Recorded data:
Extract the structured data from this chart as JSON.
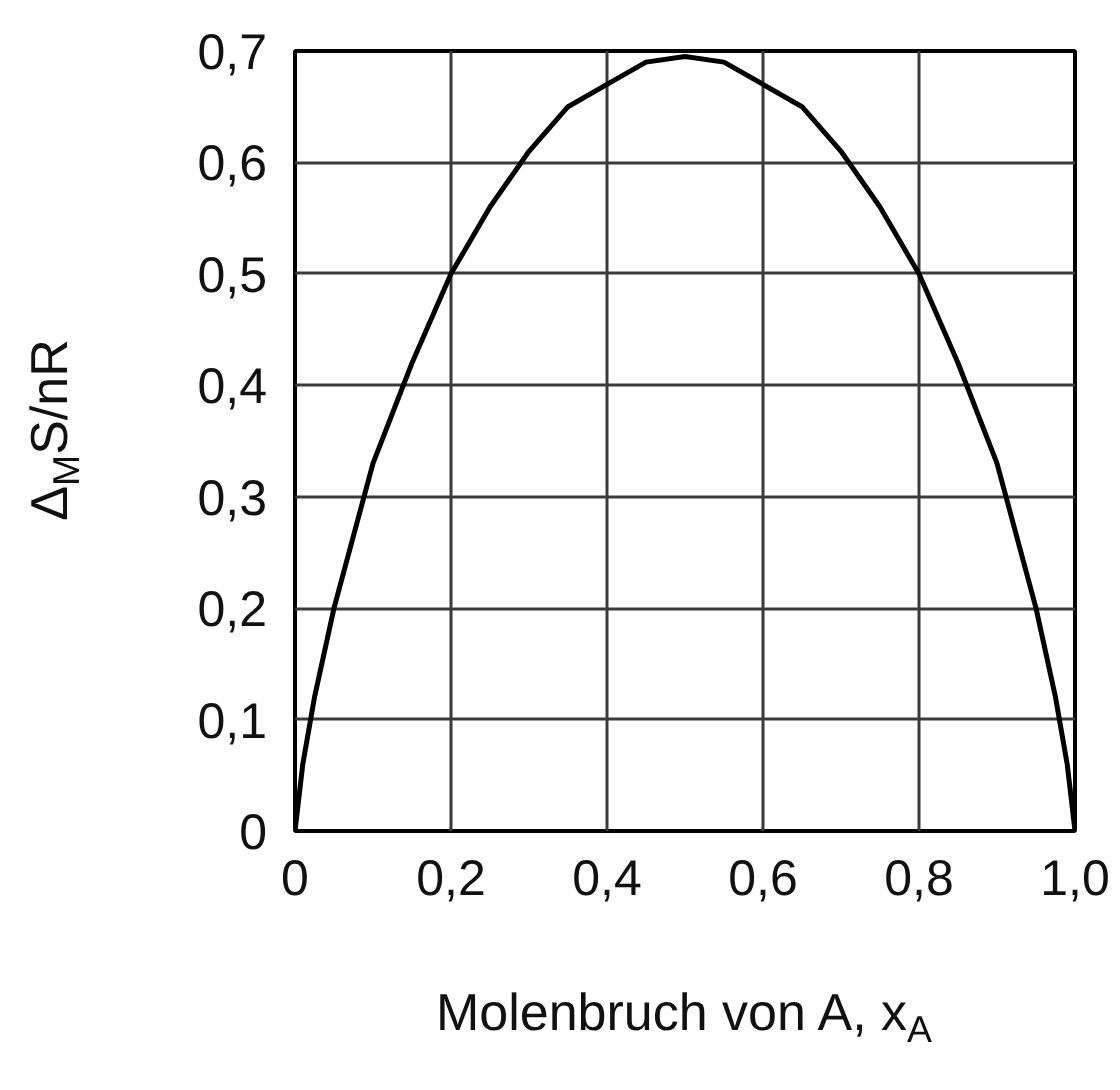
{
  "chart_data": {
    "type": "line",
    "xlabel": "Molenbruch von A, x$_{A}$",
    "ylabel": "Δ$_{M}$S/nR",
    "xlim": [
      0,
      1
    ],
    "ylim": [
      0,
      0.7
    ],
    "xticks": [
      0,
      {
        "value": 0.2,
        "label": "0,2"
      },
      {
        "value": 0.4,
        "label": "0,4"
      },
      {
        "value": 0.6,
        "label": "0,6"
      },
      {
        "value": 0.8,
        "label": "0,8"
      },
      {
        "value": 1,
        "label": "1,0"
      }
    ],
    "yticks": [
      0,
      {
        "value": 0.1,
        "label": "0,1"
      },
      {
        "value": 0.2,
        "label": "0,2"
      },
      {
        "value": 0.3,
        "label": "0,3"
      },
      {
        "value": 0.4,
        "label": "0,4"
      },
      {
        "value": 0.5,
        "label": "0,5"
      },
      {
        "value": 0.6,
        "label": "0,6"
      },
      {
        "value": 0.7,
        "label": "0,7"
      }
    ],
    "grid": true,
    "marker": "none",
    "line_style": "solid",
    "series": [
      {
        "color": "#000000",
        "x": [
          0,
          0.01,
          0.025,
          0.05,
          0.1,
          0.15,
          0.2,
          0.25,
          0.3,
          0.35,
          0.4,
          0.45,
          0.5,
          0.55,
          0.6,
          0.65,
          0.7,
          0.75,
          0.8,
          0.85,
          0.9,
          0.95,
          0.975,
          0.99,
          1
        ],
        "values": [
          0,
          0.06,
          0.12,
          0.2,
          0.33,
          0.42,
          0.5,
          0.56,
          0.61,
          0.65,
          0.67,
          0.69,
          0.695,
          0.69,
          0.67,
          0.65,
          0.61,
          0.56,
          0.5,
          0.42,
          0.33,
          0.2,
          0.12,
          0.06,
          0
        ]
      }
    ]
  }
}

To be done:
Write out the listing word for word, omitting the pictures it holds.

Exercise solution:
Extract the structured data from this chart as JSON.
{
  "chart_data": {
    "type": "line",
    "xlabel": "Molenbruch von A, x$_{A}$",
    "ylabel": "Δ$_{M}$S/nR",
    "xlim": [
      0,
      1
    ],
    "ylim": [
      0,
      0.7
    ],
    "xticks": [
      0,
      {
        "value": 0.2,
        "label": "0,2"
      },
      {
        "value": 0.4,
        "label": "0,4"
      },
      {
        "value": 0.6,
        "label": "0,6"
      },
      {
        "value": 0.8,
        "label": "0,8"
      },
      {
        "value": 1,
        "label": "1,0"
      }
    ],
    "yticks": [
      0,
      {
        "value": 0.1,
        "label": "0,1"
      },
      {
        "value": 0.2,
        "label": "0,2"
      },
      {
        "value": 0.3,
        "label": "0,3"
      },
      {
        "value": 0.4,
        "label": "0,4"
      },
      {
        "value": 0.5,
        "label": "0,5"
      },
      {
        "value": 0.6,
        "label": "0,6"
      },
      {
        "value": 0.7,
        "label": "0,7"
      }
    ],
    "grid": true,
    "marker": "none",
    "line_style": "solid",
    "series": [
      {
        "color": "#000000",
        "x": [
          0,
          0.01,
          0.025,
          0.05,
          0.1,
          0.15,
          0.2,
          0.25,
          0.3,
          0.35,
          0.4,
          0.45,
          0.5,
          0.55,
          0.6,
          0.65,
          0.7,
          0.75,
          0.8,
          0.85,
          0.9,
          0.95,
          0.975,
          0.99,
          1
        ],
        "values": [
          0,
          0.06,
          0.12,
          0.2,
          0.33,
          0.42,
          0.5,
          0.56,
          0.61,
          0.65,
          0.67,
          0.69,
          0.695,
          0.69,
          0.67,
          0.65,
          0.61,
          0.56,
          0.5,
          0.42,
          0.33,
          0.2,
          0.12,
          0.06,
          0
        ]
      }
    ]
  }
}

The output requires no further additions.